- [Data in this exercise]
---

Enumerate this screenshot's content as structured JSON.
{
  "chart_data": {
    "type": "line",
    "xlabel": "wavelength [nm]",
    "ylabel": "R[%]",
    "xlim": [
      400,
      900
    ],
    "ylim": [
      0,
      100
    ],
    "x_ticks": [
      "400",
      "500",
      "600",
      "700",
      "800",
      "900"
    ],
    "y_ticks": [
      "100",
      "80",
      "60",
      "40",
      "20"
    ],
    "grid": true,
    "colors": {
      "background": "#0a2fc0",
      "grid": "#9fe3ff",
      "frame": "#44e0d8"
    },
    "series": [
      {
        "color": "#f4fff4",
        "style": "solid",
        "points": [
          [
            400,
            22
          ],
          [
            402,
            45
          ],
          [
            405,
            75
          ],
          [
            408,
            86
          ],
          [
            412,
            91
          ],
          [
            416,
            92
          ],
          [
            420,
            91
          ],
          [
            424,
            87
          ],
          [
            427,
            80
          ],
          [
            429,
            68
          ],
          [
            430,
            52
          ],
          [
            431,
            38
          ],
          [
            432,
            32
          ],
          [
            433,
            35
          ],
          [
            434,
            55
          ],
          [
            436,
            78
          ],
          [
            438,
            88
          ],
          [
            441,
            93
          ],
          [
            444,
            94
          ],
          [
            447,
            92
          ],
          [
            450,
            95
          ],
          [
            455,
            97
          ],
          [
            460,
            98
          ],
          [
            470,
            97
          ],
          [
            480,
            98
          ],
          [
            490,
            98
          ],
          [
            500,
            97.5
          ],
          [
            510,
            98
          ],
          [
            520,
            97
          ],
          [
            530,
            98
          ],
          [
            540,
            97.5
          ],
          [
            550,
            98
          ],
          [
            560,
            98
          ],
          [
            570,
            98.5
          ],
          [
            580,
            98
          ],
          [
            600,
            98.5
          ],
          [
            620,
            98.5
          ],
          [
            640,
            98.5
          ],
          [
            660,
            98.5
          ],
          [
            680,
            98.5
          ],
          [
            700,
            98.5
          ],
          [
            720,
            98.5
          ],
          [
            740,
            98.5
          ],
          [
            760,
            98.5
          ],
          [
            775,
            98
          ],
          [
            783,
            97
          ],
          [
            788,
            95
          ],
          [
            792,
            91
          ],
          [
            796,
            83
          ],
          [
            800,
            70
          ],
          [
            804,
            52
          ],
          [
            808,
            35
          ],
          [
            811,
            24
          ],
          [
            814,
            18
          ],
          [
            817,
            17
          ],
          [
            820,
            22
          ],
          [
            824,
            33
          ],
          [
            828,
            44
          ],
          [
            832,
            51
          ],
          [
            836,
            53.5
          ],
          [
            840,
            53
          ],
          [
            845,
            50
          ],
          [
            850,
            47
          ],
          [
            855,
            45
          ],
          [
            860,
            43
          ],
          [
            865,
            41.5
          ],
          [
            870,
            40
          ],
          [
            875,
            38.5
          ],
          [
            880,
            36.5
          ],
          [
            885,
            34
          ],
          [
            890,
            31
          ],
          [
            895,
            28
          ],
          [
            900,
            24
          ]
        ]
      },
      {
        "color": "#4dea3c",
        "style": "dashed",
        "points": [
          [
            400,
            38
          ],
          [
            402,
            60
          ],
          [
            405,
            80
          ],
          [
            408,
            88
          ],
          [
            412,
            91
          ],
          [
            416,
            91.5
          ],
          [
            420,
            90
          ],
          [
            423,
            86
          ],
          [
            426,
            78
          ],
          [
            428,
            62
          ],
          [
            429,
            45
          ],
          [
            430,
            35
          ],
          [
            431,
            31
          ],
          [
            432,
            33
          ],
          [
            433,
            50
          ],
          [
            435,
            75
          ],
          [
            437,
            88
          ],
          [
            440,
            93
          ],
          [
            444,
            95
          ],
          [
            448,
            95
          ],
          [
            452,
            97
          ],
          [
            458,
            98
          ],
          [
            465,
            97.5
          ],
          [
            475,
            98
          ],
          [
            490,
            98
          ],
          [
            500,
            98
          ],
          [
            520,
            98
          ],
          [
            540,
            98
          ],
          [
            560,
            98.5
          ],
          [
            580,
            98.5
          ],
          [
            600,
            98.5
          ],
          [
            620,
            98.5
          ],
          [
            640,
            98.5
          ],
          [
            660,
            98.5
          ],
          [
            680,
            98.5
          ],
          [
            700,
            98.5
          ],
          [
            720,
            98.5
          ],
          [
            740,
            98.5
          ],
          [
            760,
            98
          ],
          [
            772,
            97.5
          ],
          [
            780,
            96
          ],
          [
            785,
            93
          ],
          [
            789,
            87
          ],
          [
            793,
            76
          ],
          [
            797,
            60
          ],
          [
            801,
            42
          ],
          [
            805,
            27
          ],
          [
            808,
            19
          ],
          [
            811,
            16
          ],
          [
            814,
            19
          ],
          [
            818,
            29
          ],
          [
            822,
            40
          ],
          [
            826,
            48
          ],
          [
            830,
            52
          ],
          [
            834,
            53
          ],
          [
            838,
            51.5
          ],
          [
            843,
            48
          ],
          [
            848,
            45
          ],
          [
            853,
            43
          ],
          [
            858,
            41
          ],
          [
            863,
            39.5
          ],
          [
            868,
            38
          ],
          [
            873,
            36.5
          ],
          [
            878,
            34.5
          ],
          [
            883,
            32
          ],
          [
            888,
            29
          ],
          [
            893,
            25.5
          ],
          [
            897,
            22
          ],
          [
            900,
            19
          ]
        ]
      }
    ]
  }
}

---

- [What is needed]
Print out every entry, keeping each one exact.

- [Finished task]
Enumerate this screenshot's content as structured JSON.
{
  "chart_data": {
    "type": "line",
    "xlabel": "wavelength [nm]",
    "ylabel": "R[%]",
    "xlim": [
      400,
      900
    ],
    "ylim": [
      0,
      100
    ],
    "x_ticks": [
      "400",
      "500",
      "600",
      "700",
      "800",
      "900"
    ],
    "y_ticks": [
      "100",
      "80",
      "60",
      "40",
      "20"
    ],
    "grid": true,
    "colors": {
      "background": "#0a2fc0",
      "grid": "#9fe3ff",
      "frame": "#44e0d8"
    },
    "series": [
      {
        "color": "#f4fff4",
        "style": "solid",
        "points": [
          [
            400,
            22
          ],
          [
            402,
            45
          ],
          [
            405,
            75
          ],
          [
            408,
            86
          ],
          [
            412,
            91
          ],
          [
            416,
            92
          ],
          [
            420,
            91
          ],
          [
            424,
            87
          ],
          [
            427,
            80
          ],
          [
            429,
            68
          ],
          [
            430,
            52
          ],
          [
            431,
            38
          ],
          [
            432,
            32
          ],
          [
            433,
            35
          ],
          [
            434,
            55
          ],
          [
            436,
            78
          ],
          [
            438,
            88
          ],
          [
            441,
            93
          ],
          [
            444,
            94
          ],
          [
            447,
            92
          ],
          [
            450,
            95
          ],
          [
            455,
            97
          ],
          [
            460,
            98
          ],
          [
            470,
            97
          ],
          [
            480,
            98
          ],
          [
            490,
            98
          ],
          [
            500,
            97.5
          ],
          [
            510,
            98
          ],
          [
            520,
            97
          ],
          [
            530,
            98
          ],
          [
            540,
            97.5
          ],
          [
            550,
            98
          ],
          [
            560,
            98
          ],
          [
            570,
            98.5
          ],
          [
            580,
            98
          ],
          [
            600,
            98.5
          ],
          [
            620,
            98.5
          ],
          [
            640,
            98.5
          ],
          [
            660,
            98.5
          ],
          [
            680,
            98.5
          ],
          [
            700,
            98.5
          ],
          [
            720,
            98.5
          ],
          [
            740,
            98.5
          ],
          [
            760,
            98.5
          ],
          [
            775,
            98
          ],
          [
            783,
            97
          ],
          [
            788,
            95
          ],
          [
            792,
            91
          ],
          [
            796,
            83
          ],
          [
            800,
            70
          ],
          [
            804,
            52
          ],
          [
            808,
            35
          ],
          [
            811,
            24
          ],
          [
            814,
            18
          ],
          [
            817,
            17
          ],
          [
            820,
            22
          ],
          [
            824,
            33
          ],
          [
            828,
            44
          ],
          [
            832,
            51
          ],
          [
            836,
            53.5
          ],
          [
            840,
            53
          ],
          [
            845,
            50
          ],
          [
            850,
            47
          ],
          [
            855,
            45
          ],
          [
            860,
            43
          ],
          [
            865,
            41.5
          ],
          [
            870,
            40
          ],
          [
            875,
            38.5
          ],
          [
            880,
            36.5
          ],
          [
            885,
            34
          ],
          [
            890,
            31
          ],
          [
            895,
            28
          ],
          [
            900,
            24
          ]
        ]
      },
      {
        "color": "#4dea3c",
        "style": "dashed",
        "points": [
          [
            400,
            38
          ],
          [
            402,
            60
          ],
          [
            405,
            80
          ],
          [
            408,
            88
          ],
          [
            412,
            91
          ],
          [
            416,
            91.5
          ],
          [
            420,
            90
          ],
          [
            423,
            86
          ],
          [
            426,
            78
          ],
          [
            428,
            62
          ],
          [
            429,
            45
          ],
          [
            430,
            35
          ],
          [
            431,
            31
          ],
          [
            432,
            33
          ],
          [
            433,
            50
          ],
          [
            435,
            75
          ],
          [
            437,
            88
          ],
          [
            440,
            93
          ],
          [
            444,
            95
          ],
          [
            448,
            95
          ],
          [
            452,
            97
          ],
          [
            458,
            98
          ],
          [
            465,
            97.5
          ],
          [
            475,
            98
          ],
          [
            490,
            98
          ],
          [
            500,
            98
          ],
          [
            520,
            98
          ],
          [
            540,
            98
          ],
          [
            560,
            98.5
          ],
          [
            580,
            98.5
          ],
          [
            600,
            98.5
          ],
          [
            620,
            98.5
          ],
          [
            640,
            98.5
          ],
          [
            660,
            98.5
          ],
          [
            680,
            98.5
          ],
          [
            700,
            98.5
          ],
          [
            720,
            98.5
          ],
          [
            740,
            98.5
          ],
          [
            760,
            98
          ],
          [
            772,
            97.5
          ],
          [
            780,
            96
          ],
          [
            785,
            93
          ],
          [
            789,
            87
          ],
          [
            793,
            76
          ],
          [
            797,
            60
          ],
          [
            801,
            42
          ],
          [
            805,
            27
          ],
          [
            808,
            19
          ],
          [
            811,
            16
          ],
          [
            814,
            19
          ],
          [
            818,
            29
          ],
          [
            822,
            40
          ],
          [
            826,
            48
          ],
          [
            830,
            52
          ],
          [
            834,
            53
          ],
          [
            838,
            51.5
          ],
          [
            843,
            48
          ],
          [
            848,
            45
          ],
          [
            853,
            43
          ],
          [
            858,
            41
          ],
          [
            863,
            39.5
          ],
          [
            868,
            38
          ],
          [
            873,
            36.5
          ],
          [
            878,
            34.5
          ],
          [
            883,
            32
          ],
          [
            888,
            29
          ],
          [
            893,
            25.5
          ],
          [
            897,
            22
          ],
          [
            900,
            19
          ]
        ]
      }
    ]
  }
}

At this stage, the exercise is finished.